**The input**

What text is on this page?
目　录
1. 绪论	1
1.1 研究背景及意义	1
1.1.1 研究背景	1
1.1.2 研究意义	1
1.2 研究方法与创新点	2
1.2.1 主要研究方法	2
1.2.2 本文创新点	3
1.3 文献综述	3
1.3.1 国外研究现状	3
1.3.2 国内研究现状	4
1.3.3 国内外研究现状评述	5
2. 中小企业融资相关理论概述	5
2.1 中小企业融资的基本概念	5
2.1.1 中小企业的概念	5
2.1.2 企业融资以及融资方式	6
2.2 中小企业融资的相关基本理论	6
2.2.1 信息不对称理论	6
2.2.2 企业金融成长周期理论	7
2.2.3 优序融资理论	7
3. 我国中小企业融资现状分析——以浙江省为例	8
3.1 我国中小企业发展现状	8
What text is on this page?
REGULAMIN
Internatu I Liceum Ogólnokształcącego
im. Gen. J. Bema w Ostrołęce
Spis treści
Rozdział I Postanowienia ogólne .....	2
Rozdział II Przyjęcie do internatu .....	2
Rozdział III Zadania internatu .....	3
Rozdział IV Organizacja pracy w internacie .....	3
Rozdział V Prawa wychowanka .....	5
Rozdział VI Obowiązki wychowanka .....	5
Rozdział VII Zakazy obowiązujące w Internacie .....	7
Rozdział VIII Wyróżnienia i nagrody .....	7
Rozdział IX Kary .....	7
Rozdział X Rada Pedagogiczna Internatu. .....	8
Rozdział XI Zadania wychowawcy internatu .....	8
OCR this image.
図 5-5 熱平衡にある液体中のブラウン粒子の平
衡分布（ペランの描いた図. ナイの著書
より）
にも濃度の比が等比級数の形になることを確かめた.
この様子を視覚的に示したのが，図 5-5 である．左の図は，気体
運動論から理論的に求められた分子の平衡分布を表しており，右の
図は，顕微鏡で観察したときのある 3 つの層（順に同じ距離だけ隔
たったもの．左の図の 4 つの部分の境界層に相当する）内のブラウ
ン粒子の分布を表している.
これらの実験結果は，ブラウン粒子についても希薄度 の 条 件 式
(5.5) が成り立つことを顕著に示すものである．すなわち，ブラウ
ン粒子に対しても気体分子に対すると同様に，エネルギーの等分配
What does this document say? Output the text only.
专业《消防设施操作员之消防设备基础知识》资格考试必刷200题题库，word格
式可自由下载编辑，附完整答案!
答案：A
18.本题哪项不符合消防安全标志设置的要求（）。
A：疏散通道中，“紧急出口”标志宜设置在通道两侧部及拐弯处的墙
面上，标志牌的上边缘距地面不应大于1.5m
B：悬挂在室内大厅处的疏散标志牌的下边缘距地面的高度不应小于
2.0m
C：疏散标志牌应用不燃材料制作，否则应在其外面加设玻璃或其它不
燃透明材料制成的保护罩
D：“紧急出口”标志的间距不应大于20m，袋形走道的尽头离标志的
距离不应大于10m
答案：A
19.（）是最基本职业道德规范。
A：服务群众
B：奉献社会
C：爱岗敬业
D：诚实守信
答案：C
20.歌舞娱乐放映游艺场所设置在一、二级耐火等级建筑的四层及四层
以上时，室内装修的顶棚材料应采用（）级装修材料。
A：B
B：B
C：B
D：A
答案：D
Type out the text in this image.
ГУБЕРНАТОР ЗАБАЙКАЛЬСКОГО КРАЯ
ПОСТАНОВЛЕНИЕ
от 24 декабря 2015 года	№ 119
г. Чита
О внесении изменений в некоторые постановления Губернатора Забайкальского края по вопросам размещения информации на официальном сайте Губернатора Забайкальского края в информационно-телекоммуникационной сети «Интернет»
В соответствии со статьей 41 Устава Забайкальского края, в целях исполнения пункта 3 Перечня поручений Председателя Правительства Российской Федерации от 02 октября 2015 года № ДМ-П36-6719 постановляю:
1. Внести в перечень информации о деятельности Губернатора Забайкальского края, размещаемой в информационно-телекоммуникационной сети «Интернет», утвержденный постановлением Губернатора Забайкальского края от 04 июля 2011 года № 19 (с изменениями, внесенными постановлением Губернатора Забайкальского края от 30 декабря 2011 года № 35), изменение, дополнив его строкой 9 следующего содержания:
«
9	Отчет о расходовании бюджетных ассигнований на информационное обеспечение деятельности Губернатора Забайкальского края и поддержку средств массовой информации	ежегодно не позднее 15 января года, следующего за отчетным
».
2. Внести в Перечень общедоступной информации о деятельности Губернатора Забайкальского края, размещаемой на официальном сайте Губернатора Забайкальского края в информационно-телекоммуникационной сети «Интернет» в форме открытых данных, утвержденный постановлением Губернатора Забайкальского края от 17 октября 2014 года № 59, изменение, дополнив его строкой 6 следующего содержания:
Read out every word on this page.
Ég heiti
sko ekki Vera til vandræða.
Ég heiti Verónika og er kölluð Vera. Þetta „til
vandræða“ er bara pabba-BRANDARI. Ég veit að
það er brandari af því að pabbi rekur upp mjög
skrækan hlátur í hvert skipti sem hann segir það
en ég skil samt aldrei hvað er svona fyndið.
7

**What you will do**
The whole listing above needs to be written out again exactly.

**Correct output**
What text is on this page?
目　录
1. 绪论	1
1.1 研究背景及意义	1
1.1.1 研究背景	1
1.1.2 研究意义	1
1.2 研究方法与创新点	2
1.2.1 主要研究方法	2
1.2.2 本文创新点	3
1.3 文献综述	3
1.3.1 国外研究现状	3
1.3.2 国内研究现状	4
1.3.3 国内外研究现状评述	5
2. 中小企业融资相关理论概述	5
2.1 中小企业融资的基本概念	5
2.1.1 中小企业的概念	5
2.1.2 企业融资以及融资方式	6
2.2 中小企业融资的相关基本理论	6
2.2.1 信息不对称理论	6
2.2.2 企业金融成长周期理论	7
2.2.3 优序融资理论	7
3. 我国中小企业融资现状分析——以浙江省为例	8
3.1 我国中小企业发展现状	8
What text is on this page?
REGULAMIN
Internatu I Liceum Ogólnokształcącego
im. Gen. J. Bema w Ostrołęce
Spis treści
Rozdział I Postanowienia ogólne .....	2
Rozdział II Przyjęcie do internatu .....	2
Rozdział III Zadania internatu .....	3
Rozdział IV Organizacja pracy w internacie .....	3
Rozdział V Prawa wychowanka .....	5
Rozdział VI Obowiązki wychowanka .....	5
Rozdział VII Zakazy obowiązujące w Internacie .....	7
Rozdział VIII Wyróżnienia i nagrody .....	7
Rozdział IX Kary .....	7
Rozdział X Rada Pedagogiczna Internatu. .....	8
Rozdział XI Zadania wychowawcy internatu .....	8
OCR this image.
図 5-5 熱平衡にある液体中のブラウン粒子の平
衡分布（ペランの描いた図. ナイの著書
より）
にも濃度の比が等比級数の形になることを確かめた.
この様子を視覚的に示したのが，図 5-5 である．左の図は，気体
運動論から理論的に求められた分子の平衡分布を表しており，右の
図は，顕微鏡で観察したときのある 3 つの層（順に同じ距離だけ隔
たったもの．左の図の 4 つの部分の境界層に相当する）内のブラウ
ン粒子の分布を表している.
これらの実験結果は，ブラウン粒子についても希薄度 の 条 件 式
(5.5) が成り立つことを顕著に示すものである．すなわち，ブラウ
ン粒子に対しても気体分子に対すると同様に，エネルギーの等分配
What does this document say? Output the text only.
专业《消防设施操作员之消防设备基础知识》资格考试必刷200题题库，word格
式可自由下载编辑，附完整答案!
答案：A
18.本题哪项不符合消防安全标志设置的要求（）。
A：疏散通道中，“紧急出口”标志宜设置在通道两侧部及拐弯处的墙
面上，标志牌的上边缘距地面不应大于1.5m
B：悬挂在室内大厅处的疏散标志牌的下边缘距地面的高度不应小于
2.0m
C：疏散标志牌应用不燃材料制作，否则应在其外面加设玻璃或其它不
燃透明材料制成的保护罩
D：“紧急出口”标志的间距不应大于20m，袋形走道的尽头离标志的
距离不应大于10m
答案：A
19.（）是最基本职业道德规范。
A：服务群众
B：奉献社会
C：爱岗敬业
D：诚实守信
答案：C
20.歌舞娱乐放映游艺场所设置在一、二级耐火等级建筑的四层及四层
以上时，室内装修的顶棚材料应采用（）级装修材料。
A：B
B：B
C：B
D：A
答案：D
Type out the text in this image.
ГУБЕРНАТОР ЗАБАЙКАЛЬСКОГО КРАЯ
ПОСТАНОВЛЕНИЕ
от 24 декабря 2015 года	№ 119
г. Чита
О внесении изменений в некоторые постановления Губернатора Забайкальского края по вопросам размещения информации на официальном сайте Губернатора Забайкальского края в информационно-телекоммуникационной сети «Интернет»
В соответствии со статьей 41 Устава Забайкальского края, в целях исполнения пункта 3 Перечня поручений Председателя Правительства Российской Федерации от 02 октября 2015 года № ДМ-П36-6719 постановляю:
1. Внести в перечень информации о деятельности Губернатора Забайкальского края, размещаемой в информационно-телекоммуникационной сети «Интернет», утвержденный постановлением Губернатора Забайкальского края от 04 июля 2011 года № 19 (с изменениями, внесенными постановлением Губернатора Забайкальского края от 30 декабря 2011 года № 35), изменение, дополнив его строкой 9 следующего содержания:
«
9	Отчет о расходовании бюджетных ассигнований на информационное обеспечение деятельности Губернатора Забайкальского края и поддержку средств массовой информации	ежегодно не позднее 15 января года, следующего за отчетным
».
2. Внести в Перечень общедоступной информации о деятельности Губернатора Забайкальского края, размещаемой на официальном сайте Губернатора Забайкальского края в информационно-телекоммуникационной сети «Интернет» в форме открытых данных, утвержденный постановлением Губернатора Забайкальского края от 17 октября 2014 года № 59, изменение, дополнив его строкой 6 следующего содержания:
Read out every word on this page.
Ég heiti
sko ekki Vera til vandræða.
Ég heiti Verónika og er kölluð Vera. Þetta „til
vandræða“ er bara pabba-BRANDARI. Ég veit að
það er brandari af því að pabbi rekur upp mjög
skrækan hlátur í hvert skipti sem hann segir það
en ég skil samt aldrei hvað er svona fyndið.
7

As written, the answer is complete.